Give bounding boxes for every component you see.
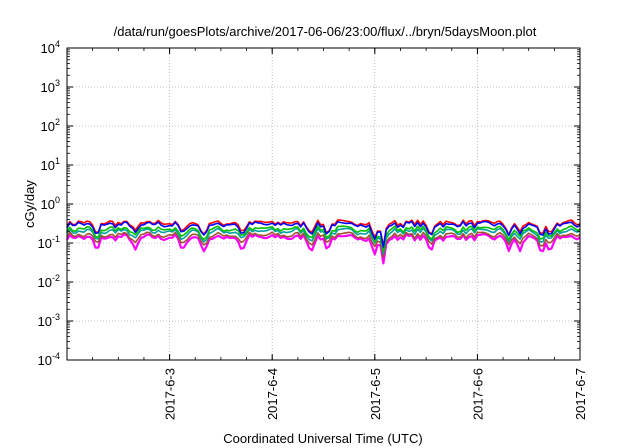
y-tick-label: 101 bbox=[41, 156, 60, 173]
y-tick-label: 100 bbox=[41, 195, 60, 212]
x-tick-label: 2017-6-6 bbox=[470, 368, 485, 420]
series-line bbox=[66, 220, 581, 248]
x-tick-label: 2017-6-3 bbox=[163, 368, 178, 420]
plot-frame bbox=[66, 47, 581, 361]
y-tick-label: 10-3 bbox=[38, 312, 60, 329]
y-axis: 10-4 10-3 10-2 10-1 100 101 102 103 104 bbox=[38, 39, 580, 368]
y-tick-label: 10-2 bbox=[38, 273, 60, 290]
grid bbox=[67, 48, 580, 360]
x-axis-label: Coordinated Universal Time (UTC) bbox=[223, 431, 422, 446]
x-tick-label: 2017-6-4 bbox=[265, 368, 280, 420]
y-tick-label: 103 bbox=[41, 78, 60, 95]
y-tick-label: 104 bbox=[41, 39, 60, 56]
y-tick-label: 10-1 bbox=[38, 234, 60, 251]
x-tick-label: 2017-6-5 bbox=[368, 368, 383, 420]
y-axis-label: cGy/day bbox=[22, 180, 37, 228]
y-tick-label: 10-4 bbox=[38, 351, 60, 368]
y-tick-label: 102 bbox=[41, 117, 60, 134]
chart-title: /data/run/goesPlots/archive/2017-06-06/2… bbox=[114, 24, 537, 39]
x-tick-label: 2017-6-7 bbox=[573, 368, 588, 420]
series-line bbox=[66, 233, 581, 265]
series-line bbox=[66, 225, 581, 253]
series-layer bbox=[66, 219, 581, 265]
x-axis: 2017-6-3 2017-6-4 2017-6-5 2017-6-6 2017-6-7 bbox=[66, 48, 588, 420]
series-line bbox=[66, 231, 581, 258]
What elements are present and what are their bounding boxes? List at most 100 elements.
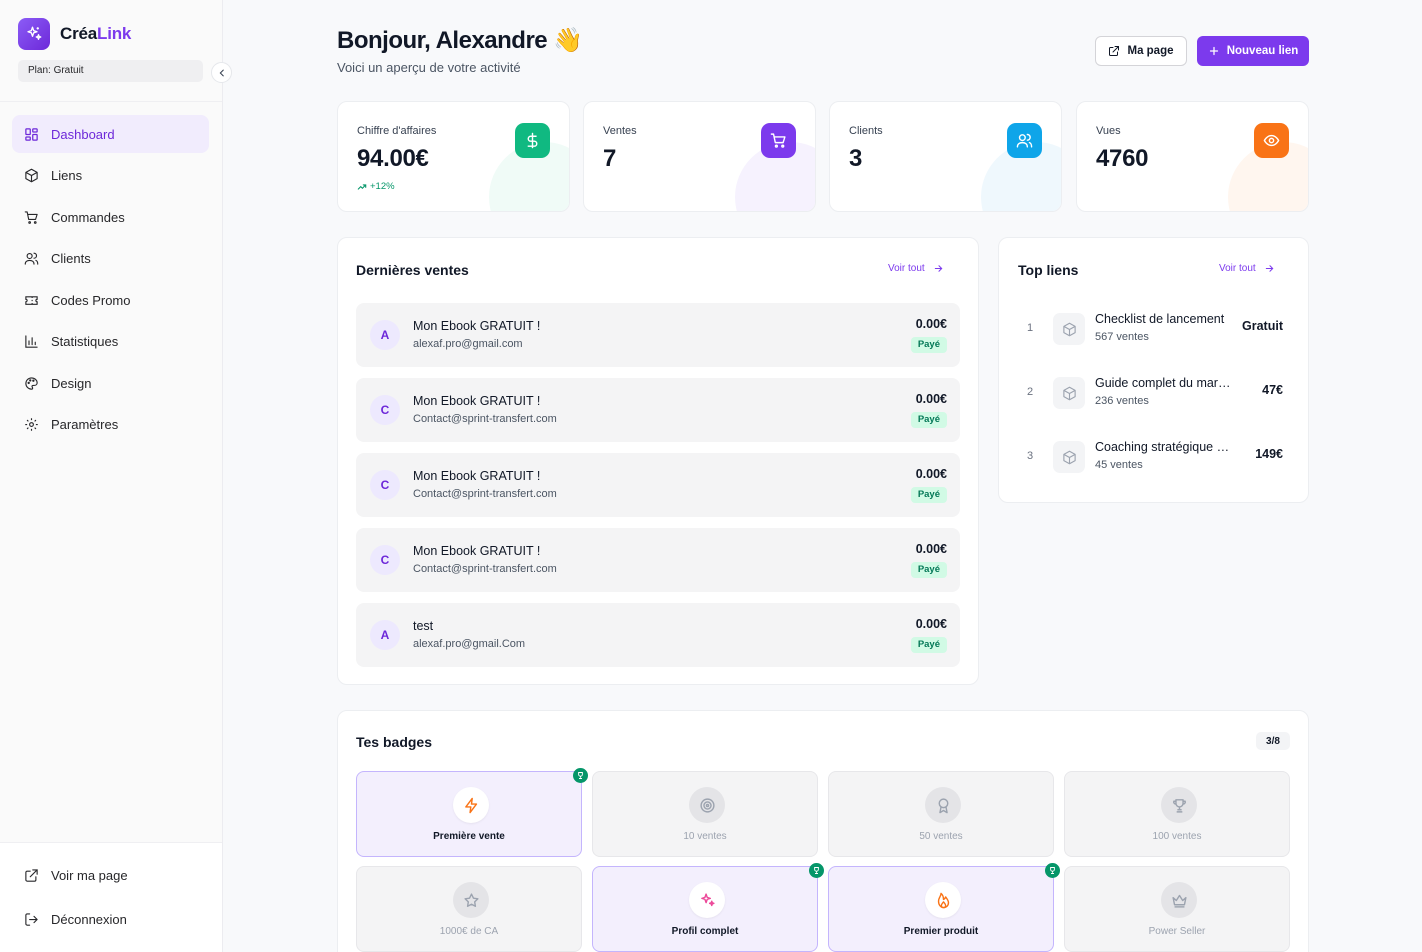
brand[interactable]: CréaLink <box>18 18 131 50</box>
recent-sales-card: Dernières ventes Voir tout A Mon Ebook G… <box>337 237 979 685</box>
badge-50-ventes[interactable]: 50 ventes <box>828 771 1054 857</box>
sale-product: test <box>413 619 434 633</box>
sale-email: Contact@sprint-transfert.com <box>413 488 557 500</box>
sale-product: Mon Ebook GRATUIT ! <box>413 394 541 408</box>
see-all-label: Voir tout <box>1219 263 1256 274</box>
badge-power-seller[interactable]: Power Seller <box>1064 866 1290 952</box>
status-badge: Payé <box>910 562 947 578</box>
page-title: Bonjour, Alexandre 👋 <box>337 27 583 54</box>
logout-button[interactable]: Déconnexion <box>12 900 209 938</box>
rank: 1 <box>1027 322 1034 334</box>
status-badge: Payé <box>910 337 947 353</box>
collapse-sidebar-button[interactable] <box>211 62 232 83</box>
new-link-label: Nouveau lien <box>1226 45 1299 57</box>
badge-10-ventes[interactable]: 10 ventes <box>592 771 818 857</box>
sale-amount: 0.00€ <box>915 617 947 631</box>
top-links-see-all-link[interactable]: Voir tout <box>1219 263 1275 274</box>
stat-card-revenue: Chiffre d'affaires 94.00€ +12% <box>337 101 570 212</box>
status-badge: Payé <box>910 637 947 653</box>
link-sales: 45 ventes <box>1095 459 1143 471</box>
page-subtitle: Voici un aperçu de votre activité <box>337 60 521 75</box>
sidebar-item-design[interactable]: Design <box>12 364 209 402</box>
view-my-page-link[interactable]: Voir ma page <box>12 856 209 894</box>
top-link-row[interactable]: 2 Guide complet du marketing 236 ventes … <box>1018 373 1283 413</box>
badge-label: Première vente <box>433 831 505 842</box>
sidebar-item-commandes[interactable]: Commandes <box>12 198 209 236</box>
sidebar-item-clients[interactable]: Clients <box>12 240 209 278</box>
avatar: A <box>370 320 400 350</box>
sidebar-item-dashboard[interactable]: Dashboard <box>12 115 209 153</box>
dollar-icon <box>515 123 550 158</box>
rank: 2 <box>1027 386 1034 398</box>
sidebar-footer: Voir ma page Déconnexion <box>0 842 222 952</box>
status-badge: Payé <box>910 412 947 428</box>
sidebar-item-label: Déconnexion <box>51 911 127 927</box>
stat-trend-value: +12% <box>370 181 395 192</box>
sidebar-nav: Dashboard Liens Commandes Clients Codes … <box>12 115 209 447</box>
sale-row[interactable]: A test alexaf.pro@gmail.Com 0.00€ Payé <box>356 603 960 667</box>
stat-card-views: Vues 4760 <box>1076 101 1309 212</box>
link-title: Guide complet du marketing <box>1095 376 1232 390</box>
sale-product: Mon Ebook GRATUIT ! <box>413 319 541 333</box>
link-sales: 236 ventes <box>1095 395 1149 407</box>
avatar: C <box>370 395 400 425</box>
sidebar-item-label: Design <box>51 375 92 391</box>
recent-sales-title: Dernières ventes <box>356 262 469 278</box>
package-icon <box>25 168 38 183</box>
badge-premiere-vente[interactable]: Première vente <box>356 768 588 857</box>
badge-premier-produit[interactable]: Premier produit <box>828 863 1060 952</box>
badge-1000-ca[interactable]: 1000€ de CA <box>356 866 582 952</box>
badge-label: 50 ventes <box>919 831 963 842</box>
avatar: C <box>370 470 400 500</box>
dashboard-icon <box>25 127 38 141</box>
badge-profil-complet[interactable]: Profil complet <box>592 863 824 952</box>
badges-title: Tes badges <box>356 734 432 750</box>
link-price: Gratuit <box>1242 319 1283 333</box>
trophy-check-icon <box>573 768 588 783</box>
stat-card-sales: Ventes 7 <box>583 101 816 212</box>
sales-see-all-link[interactable]: Voir tout <box>888 263 944 274</box>
link-price: 149€ <box>1255 447 1283 461</box>
sale-email: Contact@sprint-transfert.com <box>413 563 557 575</box>
stat-value: 4760 <box>1096 145 1149 172</box>
sidebar-item-codes-promo[interactable]: Codes Promo <box>12 281 209 319</box>
my-page-button[interactable]: Ma page <box>1095 36 1187 66</box>
bar-chart-icon <box>25 335 38 348</box>
stat-label: Vues <box>1096 125 1121 137</box>
sale-row[interactable]: C Mon Ebook GRATUIT ! Contact@sprint-tra… <box>356 378 960 442</box>
stat-value: 94.00€ <box>357 145 429 172</box>
badges-count: 3/8 <box>1256 732 1290 750</box>
sale-row[interactable]: C Mon Ebook GRATUIT ! Contact@sprint-tra… <box>356 453 960 517</box>
plus-icon <box>1209 46 1218 56</box>
top-link-row[interactable]: 3 Coaching stratégique personnalisé 45 v… <box>1018 437 1283 477</box>
crown-icon <box>1161 882 1197 918</box>
cart-icon <box>761 123 796 158</box>
trophy-icon <box>1161 787 1197 823</box>
stat-label: Chiffre d'affaires <box>357 125 437 137</box>
sale-product: Mon Ebook GRATUIT ! <box>413 544 541 558</box>
sidebar-item-statistiques[interactable]: Statistiques <box>12 323 209 361</box>
trophy-check-icon <box>809 863 824 878</box>
arrow-right-icon <box>934 265 943 272</box>
sparkles-icon <box>689 882 725 918</box>
badge-label: 10 ventes <box>683 831 727 842</box>
sale-row[interactable]: A Mon Ebook GRATUIT ! alexaf.pro@gmail.c… <box>356 303 960 367</box>
sidebar-item-liens[interactable]: Liens <box>12 157 209 195</box>
sale-amount: 0.00€ <box>915 542 947 556</box>
badge-label: Power Seller <box>1148 926 1206 937</box>
sale-email: alexaf.pro@gmail.Com <box>413 638 526 650</box>
sidebar: CréaLink Plan: Gratuit Dashboard Liens C… <box>0 0 223 952</box>
avatar: C <box>370 545 400 575</box>
package-icon <box>1053 313 1085 345</box>
link-title: Checklist de lancement <box>1095 312 1225 326</box>
new-link-button[interactable]: Nouveau lien <box>1197 36 1309 66</box>
sale-row[interactable]: C Mon Ebook GRATUIT ! Contact@sprint-tra… <box>356 528 960 592</box>
stat-label: Ventes <box>603 125 637 137</box>
sale-email: Contact@sprint-transfert.com <box>413 413 557 425</box>
stat-trend: +12% <box>357 181 395 192</box>
sidebar-item-parametres[interactable]: Paramètres <box>12 406 209 444</box>
badge-100-ventes[interactable]: 100 ventes <box>1064 771 1290 857</box>
link-title: Coaching stratégique personnalisé <box>1095 440 1232 454</box>
top-link-row[interactable]: 1 Checklist de lancement 567 ventes Grat… <box>1018 309 1283 349</box>
cart-icon <box>24 210 38 224</box>
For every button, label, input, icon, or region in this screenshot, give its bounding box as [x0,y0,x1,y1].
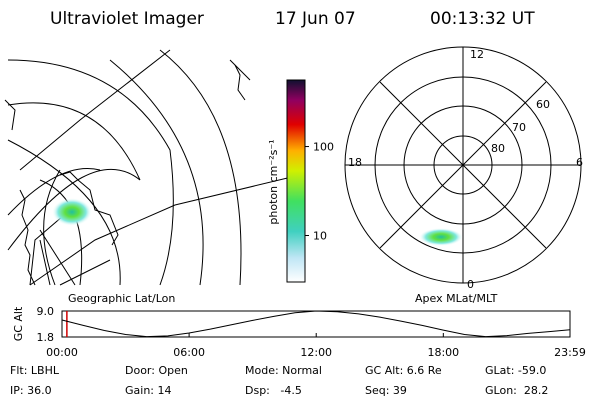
x-tick-label: 00:00 [46,346,78,359]
x-tick-label: 06:00 [173,346,205,359]
status-field: Gain: 14 [125,384,172,397]
aurora-spot [52,198,92,226]
colorbar [286,79,306,283]
x-tick-label: 23:59 [554,346,586,359]
date: 17 Jun 07 [275,9,356,29]
polar-caption: Apex MLat/MLT [415,292,498,305]
mlat-label: 70 [512,121,526,134]
status-field: Mode: Normal [245,364,322,377]
x-tick-label: 18:00 [427,346,459,359]
tick-label: 10 [313,229,327,242]
status-field: Door: Open [125,364,188,377]
map-panel: Geographic Lat/Lon [4,49,301,305]
polar-panel: 12 18 6 0 60 70 80 Apex MLat/MLT [344,46,583,305]
status-field: GC Alt: 6.6 Re [365,364,442,377]
y-axis-label: GC Alt [12,306,25,341]
x-tick-label: 12:00 [300,346,332,359]
map-caption: Geographic Lat/Lon [68,292,175,305]
y-tick-label: 1.8 [37,331,55,344]
status-field: Flt: LBHL [10,364,60,377]
status-field: Dsp: -4.5 [245,384,302,397]
status-field: GLon: 28.2 [485,384,548,397]
mlat-label: 80 [491,142,505,155]
y-tick-label: 9.0 [37,305,55,318]
mlt-label: 12 [470,48,484,61]
status-field: Seq: 39 [365,384,407,397]
coastline [4,64,246,286]
grid-lines [19,49,301,286]
mlt-label: 6 [576,156,583,169]
mlat-label: 60 [536,98,550,111]
aurora-spot [419,228,463,246]
time: 00:13:32 UT [430,9,535,29]
tick-label: 100 [313,141,334,154]
altitude-line [61,310,571,338]
status-field: IP: 36.0 [10,384,52,397]
status-field: GLat: -59.0 [485,364,546,377]
mlt-label: 18 [348,156,362,169]
title: Ultraviolet Imager [50,9,204,29]
colorbar-label: photon cm⁻²s⁻¹ [267,139,280,224]
mlt-label: 0 [467,278,474,291]
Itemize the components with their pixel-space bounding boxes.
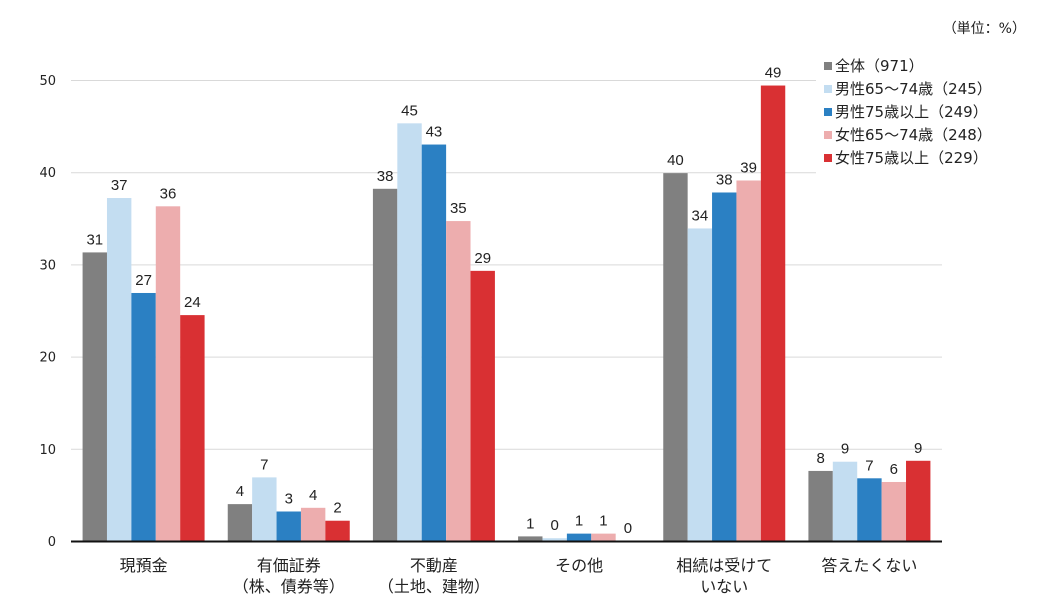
bar [857, 478, 882, 541]
bar [881, 481, 907, 541]
y-tick-label: 10 [39, 443, 56, 458]
x-category-label: （株、債券等） [233, 577, 345, 596]
bar-value-label: 31 [86, 231, 103, 248]
y-tick-label: 50 [39, 74, 56, 89]
legend-swatch-icon [824, 107, 832, 116]
legend-label: 全体（971） [835, 57, 924, 75]
bar [372, 188, 398, 541]
legend-swatch-icon [824, 61, 832, 70]
legend-swatch-icon [824, 84, 832, 93]
bar-value-label: 4 [236, 483, 244, 500]
bar [131, 292, 156, 541]
x-category-label: （土地、建物） [378, 577, 490, 596]
bar-value-label: 9 [841, 441, 849, 458]
y-tick-label: 40 [39, 166, 56, 181]
bar-value-label: 35 [450, 200, 467, 217]
bar [276, 511, 301, 541]
bar-value-label: 34 [692, 207, 709, 224]
bar-value-label: 9 [914, 440, 922, 457]
bar [227, 504, 253, 541]
bar [906, 460, 931, 541]
bar-value-label: 36 [160, 185, 177, 202]
bar [252, 477, 277, 541]
x-category-label: その他 [555, 556, 603, 575]
bar-value-label: 24 [184, 294, 201, 311]
bar [663, 173, 688, 541]
bar-value-label: 7 [865, 457, 873, 474]
x-category-label: いない [700, 577, 748, 596]
bar-value-label: 40 [667, 152, 684, 169]
bar [687, 228, 713, 541]
bar-value-label: 1 [526, 515, 534, 532]
legend-label: 男性75歳以上（249） [835, 103, 988, 121]
legend: 全体（971） 男性65～74歳（245） 男性75歳以上（249） 女性65～74歳… [816, 52, 996, 175]
bar-value-label: 49 [765, 65, 782, 82]
bar-value-label: 38 [377, 168, 394, 185]
bar [180, 315, 205, 541]
bar [106, 198, 132, 542]
bar [82, 252, 107, 541]
gridlines [71, 80, 942, 450]
y-axis-ticks: 0 10 20 30 40 50 [39, 74, 56, 550]
legend-item: 女性75歳以上（229） [824, 146, 992, 169]
bar [470, 270, 495, 541]
y-tick-label: 30 [39, 258, 56, 273]
bar [566, 533, 592, 541]
bar [421, 144, 447, 542]
bar-value-label: 7 [260, 456, 268, 473]
legend-item: 男性65～74歳（245） [824, 77, 992, 100]
bar [300, 507, 326, 541]
legend-item: 全体（971） [824, 54, 992, 77]
y-tick-label: 0 [48, 535, 56, 550]
legend-label: 男性65～74歳（245） [835, 80, 992, 98]
bar [736, 180, 761, 542]
legend-item: 女性65～74歳（248） [824, 123, 992, 146]
bar [542, 538, 567, 541]
bar-value-label: 2 [333, 500, 341, 517]
bar-value-label: 0 [624, 520, 632, 537]
legend-label: 女性65～74歳（248） [835, 126, 992, 144]
bar [808, 470, 833, 541]
bar-value-label: 1 [599, 513, 607, 530]
bar-value-label: 4 [309, 487, 317, 504]
bar [712, 192, 737, 541]
bar-value-label: 39 [740, 159, 757, 176]
bar [325, 520, 350, 541]
bar-value-label: 37 [111, 177, 128, 194]
unit-label: （単位：%） [942, 21, 1026, 37]
x-category-label: 有価証券 [257, 556, 321, 575]
bar-value-label: 27 [135, 272, 152, 289]
x-category-label: 現預金 [120, 556, 168, 575]
bar [760, 85, 786, 542]
legend-swatch-icon [824, 130, 832, 139]
bar-value-label: 29 [474, 250, 491, 267]
legend-item: 男性75歳以上（249） [824, 100, 992, 123]
bar-value-label: 0 [551, 517, 559, 534]
bar-value-label: 1 [575, 513, 583, 530]
x-category-label: 相続は受けて [676, 556, 772, 575]
bar [518, 536, 543, 541]
x-category-label: 不動産 [410, 556, 458, 575]
bar-value-label: 6 [890, 461, 898, 478]
bar-value-label: 38 [716, 171, 733, 188]
bar [591, 533, 616, 541]
bar-value-label: 8 [816, 450, 824, 467]
bar [832, 461, 858, 541]
bar-value-label: 45 [401, 102, 418, 119]
bars [82, 85, 931, 542]
bar [397, 123, 422, 542]
bar-value-label: 43 [426, 124, 443, 141]
x-category-label: 答えたくない [821, 556, 917, 575]
bar [155, 206, 181, 541]
legend-label: 女性75歳以上（229） [835, 149, 988, 167]
legend-swatch-icon [824, 153, 832, 162]
bar-value-label: 3 [285, 490, 293, 507]
bar [446, 221, 471, 542]
y-tick-label: 20 [39, 351, 56, 366]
------------------------------------------------------------
INSTRUCTIONS FOR THE TASK: Reproduce the lines word for word, starting at the line that contains "y-tick-label: 101 bbox=[41, 156, 60, 173]" and ending with the line that contains "x-tick-label: 2017-6-4 bbox=[265, 368, 280, 420]".

FINAL ANSWER:
y-tick-label: 101 bbox=[41, 156, 60, 173]
y-tick-label: 100 bbox=[41, 195, 60, 212]
x-tick-label: 2017-6-6 bbox=[470, 368, 485, 420]
series-line bbox=[66, 220, 581, 248]
x-tick-label: 2017-6-3 bbox=[163, 368, 178, 420]
plot-frame bbox=[66, 47, 581, 361]
y-tick-label: 10-3 bbox=[38, 312, 60, 329]
y-axis: 10-4 10-3 10-2 10-1 100 101 102 103 104 bbox=[38, 39, 580, 368]
y-tick-label: 10-2 bbox=[38, 273, 60, 290]
grid bbox=[67, 48, 580, 360]
x-axis-label: Coordinated Universal Time (UTC) bbox=[223, 431, 422, 446]
x-tick-label: 2017-6-4 bbox=[265, 368, 280, 420]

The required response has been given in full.